Brano di testo>
⟨

Diciamocela tutta: sull’immigrazione si sta consumando una silenziosa e inarrestabile campagna che punta ad aggiungere odio e a far crescere l’idea della cultura dell’emergenza come unica strada effettivamente percorribile.
Altrimenti non si spiegherebbero le scelte di questi anni e di questi mesi. Ciò si è materializzato in modo straordinariamente esplicito attraverso l’operazione Cutro. Lo abbiamo dichiarato sul luogo di quella strage – terribilmente rimossa – con Elly Schlein alcune settimane fa, e lo ribadiamo ora: da quel momento è avvenuto tutto quel che non doveva accadere dal punto di vista delle scelte operate e delle parole espresse.
Del resto, se intitoli, con ancora negli occhi le immagini delle piccole bare bianche, ad una strage di stato avvenuta per omesso soccorso, misure per ostacolare il salvataggio in mare e l’accoglienza di qualità stai dando volutamente un messaggio. Stai dicendo “l’immigrazione è e sarà sempre una questione di invasione da cui proteggersi, al di là della vita vera”, nient’altro.
Ovviamente ciò non è accaduto in questi mesi per la prima volta, la destra, quella peggiore, da tempo usa il tema migratorio per fomentare la sensazione di insicurezza. La strada, bisogna dirselo, se l’è pure spesso trovata spianata, in ragione di una discreta ambiguità dei “progressisti” in Italia e in Europa, sulla questione sociale e la sua centralità.
Ciò, nei decenni passati, ha favorito il discorso della destra nazionalista e ha visto il saldarsi di “razzisti” e parte degli “impauriti socialmente”. L’insicurezza sociale ha inevitabilmente arricchito il fiume della paura. E la destra ha cavalcato con sapienza tutto ciò.

⟩

Dati mostrati>
⟨

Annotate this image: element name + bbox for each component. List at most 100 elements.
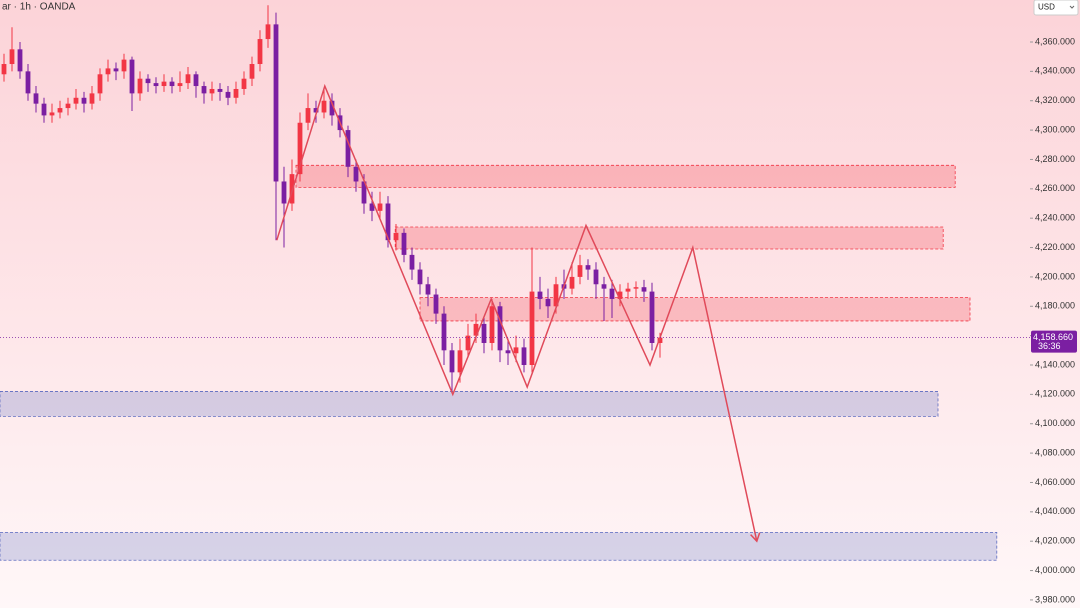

⟩

Consegna dell'esercizio>
Riprendi il brano sull'immigrazione e continualo dopo la sua ultima frase.

Risposta alla consegna>
Anche per questo oltre che in “sé” è indispensabile rilanciare, come il PD sta provando a fare, un discorso di promozione e riscatto delle persone (peraltro se il PD non lo fa è in crisi la sua stessa funzione “storica”). Ma c’è dell’altro.
Si deve anche chiamare con il loro nome quel che le destre nazionaliste producono in termini di linguaggio e pratica dell’intolleranza istituzionale. Dalla condizione dei minori non accompagnati alla totale deresponsabilizzazione del soccorso in mare (pratica purtroppo accettata in alcuni casi perfino dal centrosinistra), dalla limitazione delle azioni riguardanti l’accoglienza alla totale assenza di canali d’accesso sicure per favorire l’arrivo regolare dei migranti gli esempi sono molti.
E raccontano di una pratica istituzionale che mira scientemente a non “risolvere” in modo razionale la pratica della gestione migratoria. Colpisce che questo pensiero abbia finito per drogare totalmente il dibattito pubblico sull’immigrazione, diventando, dobbiamo dircelo, spesso assolutamente “egemone”.
Di fronte a un contesto simile l’unica cosa che la sinistra non deve fare è giocare in difesa. Per queste ragioni non solo stiamo ribadendo alcune convinzioni con nettezza (ad esempio il fatto che non imboccheremo mai più strade come quelle che hanno portato all’istituzione dei campi libici) ma riteniamo che si debba fare un bel salto di qualità sul piano delle regole e dell’impianto legislativo.
In tal senso ha lavorato un gruppo di parlamentari democratici e in particolare il Senatore Delrio, al fine di presentare modifiche di legge che ci permettano di superare la “Bossi-Fini”, una legge che ha alimentato gli arrivi irregolari.
E in fondo per le stesse ragioni al Parlamento europeo i nostri eurodeputati non hanno accettato la filosofia del “Patto Immigrazione Asilo”, quello che si configura come una straordinaria occasione persa e che non investe in alcun modo sul potenziamento e lo sviluppo dei canali d’accesso legali.
Di fronte all’odio istituzionalizzato e alla cultura dell’eterna emergenza è infatti il potenziamento delle vie d’accesso legali l’unica risposta possibile. Ciò in nome della necessità di gestire, anche, perché no, “regolare e controllare” i flussi, e poi in nome di un bisogno totalmente rimosso dalla stessa opinione pubblica che è quello di operare per favorire processi di inclusione, integrazione, formazione e avviamento professionale.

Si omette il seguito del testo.